__WHAT IS NEEDED__. Below is a listing to transcribe in full and exactly; keep the pictures out.

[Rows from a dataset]
┄┄┄┄┄┄┄┄┄┄┄┄┄┄┄┄┄┄┄┄
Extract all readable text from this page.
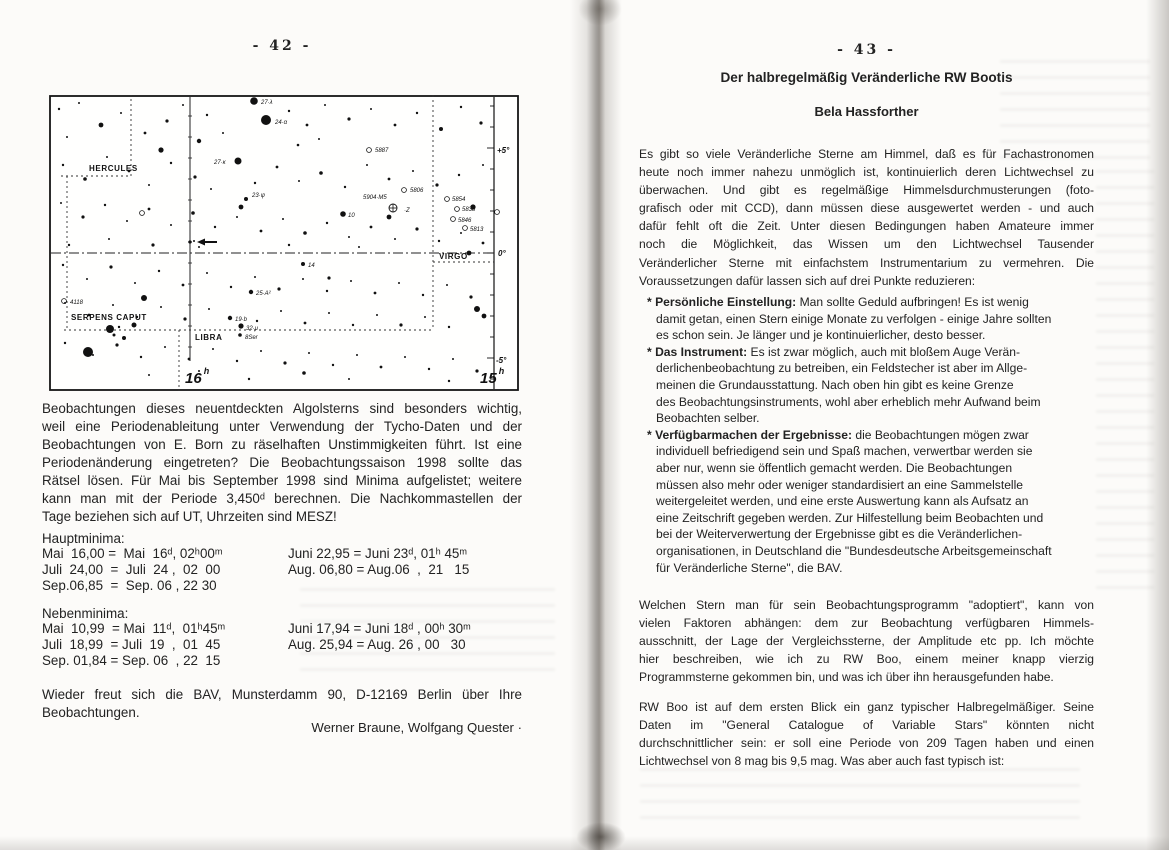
- 42 -
HERCULES
SERPENS CAPUT
LIBRA
VIRGO
27·λ
24·α
27·κ
23·ψ
10
14
25·A²
19·b
32·μ
8Ser
5904·M5
·Z
5887
5806
5854
5838
5846
5813
4118
+5°
0°
-5°
16 $^h$	15 $^h$
Beobachtungen dieses neuentdeckten Algolsterns sind besonders wichtig,
weil eine Periodenableitung unter Verwendung der Tycho-Daten und der
Beobachtungen von E. Born zu räselhaften Unstimmigkeiten führt. Ist eine
Periodenänderung eingetreten? Die Beobachtungssaison 1998 sollte das
Rätsel lösen. Für Mai bis September 1998 sind Minima aufgelistet; weitere
kann man mit der Periode 3,450ᵈ berechnen. Die Nachkommastellen der
Tage beziehen sich auf UT, Uhrzeiten sind MESZ!
Hauptminima:
Mai  16,00 =  Mai  16ᵈ, 02ʰ00ᵐ	Juni 22,95 = Juni 23ᵈ, 01ʰ 45ᵐ
Juli  24,00  =  Juli  24 ,  02  00	Aug. 06,80 = Aug.06  ,  21   15
Sep.06,85  =  Sep. 06 , 22 30
Nebenminima:
Mai  10,99  = Mai  11ᵈ,  01ʰ45ᵐ	Juni 17,94 = Juni 18ᵈ , 00ʰ 30ᵐ
Juli  18,99  = Juli  19  ,  01  45	Aug. 25,94 = Aug. 26 , 00   30
Sep. 01,84 = Sep. 06  , 22  15
Wieder freut sich die BAV, Munsterdamm 90, D-12169 Berlin über Ihre
Beobachtungen.
Werner Braune, Wolfgang Quester ·
- 43 -
Der halbregelmäßig Veränderliche RW Bootis
Bela Hassforther
Es gibt so viele Veränderliche Sterne am Himmel, daß es für Fachastronomen
heute noch immer nahezu unmöglich ist, kontinuierlich deren Lichtwechsel zu
überwachen. Und gibt es regelmäßige Himmelsdurchmusterungen (foto-
grafisch oder mit CCD), dann müssen diese ausgewertet werden - und auch
dafür fehlt oft die Zeit. Unter diesen Bedingungen haben Amateure immer
noch die Möglichkeit, das Wissen um den Lichtwechsel Tausender
Veränderlicher Sterne mit einfachstem Instrumentarium zu vermehren. Die
Voraussetzungen dafür lassen sich auf drei Punkte reduzieren:
* Persönliche Einstellung: Man sollte Geduld aufbringen! Es ist wenig
damit getan, einen Stern einige Monate zu verfolgen - einige Jahre sollten
es schon sein. Je länger und je kontinuierlicher, desto besser.
* Das Instrument: Es ist zwar möglich, auch mit bloßem Auge Verän-
derlichenbeobachtung zu betreiben, ein Feldstecher ist aber im Allge-
meinen die Grundausstattung. Nach oben hin gibt es keine Grenze
des Beobachtungsinstruments, wohl aber erheblich mehr Aufwand beim
Beobachten selber.
* Verfügbarmachen der Ergebnisse: die Beobachtungen mögen zwar
individuell befriedigend sein und Spaß machen, verwertbar werden sie
aber nur, wenn sie öffentlich gemacht werden. Die Beobachtungen
müssen also mehr oder weniger standardisiert an eine Sammelstelle
weitergeleitet werden, und eine erste Auswertung kann als Aufsatz an
eine Zeitschrift gegeben werden. Zur Hilfestellung beim Beobachten und
bei der Weiterverwertung der Ergebnisse gibt es die Veränderlichen-
organisationen, in Deutschland die "Bundesdeutsche Arbeitsgemeinschaft
für Veränderliche Sterne", die BAV.
Welchen Stern man für sein Beobachtungsprogramm "adoptiert", kann von
vielen Faktoren abhängen: dem zur Beobachtung verfügbaren Himmels-
ausschnitt, der Lage der Vergleichssterne, der Amplitude etc pp. Ich möchte
hier beschreiben, wie ich zu RW Boo, einem meiner knapp vierzig
Programmsterne gekommen bin, und was ich über ihn herausgefunden habe.
RW Boo ist auf dem ersten Blick ein ganz typischer Halbregelmäßiger. Seine
Daten im "General Catalogue of Variable Stars" könnten nicht
durchschnittlicher sein: er soll eine Periode von 209 Tagen haben und einen
Lichtwechsel von 8 mag bis 9,5 mag. Was aber auch fast typisch ist:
┄┄┄┄┄┄┄┄┄┄┄┄┄┄┄┄┄┄┄┄
__OUTPUT__.
Extract all readable text from this page.
- 42 -
HERCULES
SERPENS CAPUT
LIBRA
VIRGO
27·λ
24·α
27·κ
23·ψ
10
14
25·A²
19·b
32·μ
8Ser
5904·M5
·Z
5887
5806
5854
5838
5846
5813
4118
+5°
0°
-5°
16 $^h$	15 $^h$
Beobachtungen dieses neuentdeckten Algolsterns sind besonders wichtig,
weil eine Periodenableitung unter Verwendung der Tycho-Daten und der
Beobachtungen von E. Born zu räselhaften Unstimmigkeiten führt. Ist eine
Periodenänderung eingetreten? Die Beobachtungssaison 1998 sollte das
Rätsel lösen. Für Mai bis September 1998 sind Minima aufgelistet; weitere
kann man mit der Periode 3,450ᵈ berechnen. Die Nachkommastellen der
Tage beziehen sich auf UT, Uhrzeiten sind MESZ!
Hauptminima:
Mai  16,00 =  Mai  16ᵈ, 02ʰ00ᵐ	Juni 22,95 = Juni 23ᵈ, 01ʰ 45ᵐ
Juli  24,00  =  Juli  24 ,  02  00	Aug. 06,80 = Aug.06  ,  21   15
Sep.06,85  =  Sep. 06 , 22 30
Nebenminima:
Mai  10,99  = Mai  11ᵈ,  01ʰ45ᵐ	Juni 17,94 = Juni 18ᵈ , 00ʰ 30ᵐ
Juli  18,99  = Juli  19  ,  01  45	Aug. 25,94 = Aug. 26 , 00   30
Sep. 01,84 = Sep. 06  , 22  15
Wieder freut sich die BAV, Munsterdamm 90, D-12169 Berlin über Ihre
Beobachtungen.
Werner Braune, Wolfgang Quester ·
- 43 -
Der halbregelmäßig Veränderliche RW Bootis
Bela Hassforther
Es gibt so viele Veränderliche Sterne am Himmel, daß es für Fachastronomen
heute noch immer nahezu unmöglich ist, kontinuierlich deren Lichtwechsel zu
überwachen. Und gibt es regelmäßige Himmelsdurchmusterungen (foto-
grafisch oder mit CCD), dann müssen diese ausgewertet werden - und auch
dafür fehlt oft die Zeit. Unter diesen Bedingungen haben Amateure immer
noch die Möglichkeit, das Wissen um den Lichtwechsel Tausender
Veränderlicher Sterne mit einfachstem Instrumentarium zu vermehren. Die
Voraussetzungen dafür lassen sich auf drei Punkte reduzieren:
* Persönliche Einstellung: Man sollte Geduld aufbringen! Es ist wenig
damit getan, einen Stern einige Monate zu verfolgen - einige Jahre sollten
es schon sein. Je länger und je kontinuierlicher, desto besser.
* Das Instrument: Es ist zwar möglich, auch mit bloßem Auge Verän-
derlichenbeobachtung zu betreiben, ein Feldstecher ist aber im Allge-
meinen die Grundausstattung. Nach oben hin gibt es keine Grenze
des Beobachtungsinstruments, wohl aber erheblich mehr Aufwand beim
Beobachten selber.
* Verfügbarmachen der Ergebnisse: die Beobachtungen mögen zwar
individuell befriedigend sein und Spaß machen, verwertbar werden sie
aber nur, wenn sie öffentlich gemacht werden. Die Beobachtungen
müssen also mehr oder weniger standardisiert an eine Sammelstelle
weitergeleitet werden, und eine erste Auswertung kann als Aufsatz an
eine Zeitschrift gegeben werden. Zur Hilfestellung beim Beobachten und
bei der Weiterverwertung der Ergebnisse gibt es die Veränderlichen-
organisationen, in Deutschland die "Bundesdeutsche Arbeitsgemeinschaft
für Veränderliche Sterne", die BAV.
Welchen Stern man für sein Beobachtungsprogramm "adoptiert", kann von
vielen Faktoren abhängen: dem zur Beobachtung verfügbaren Himmels-
ausschnitt, der Lage der Vergleichssterne, der Amplitude etc pp. Ich möchte
hier beschreiben, wie ich zu RW Boo, einem meiner knapp vierzig
Programmsterne gekommen bin, und was ich über ihn herausgefunden habe.
RW Boo ist auf dem ersten Blick ein ganz typischer Halbregelmäßiger. Seine
Daten im "General Catalogue of Variable Stars" könnten nicht
durchschnittlicher sein: er soll eine Periode von 209 Tagen haben und einen
Lichtwechsel von 8 mag bis 9,5 mag. Was aber auch fast typisch ist:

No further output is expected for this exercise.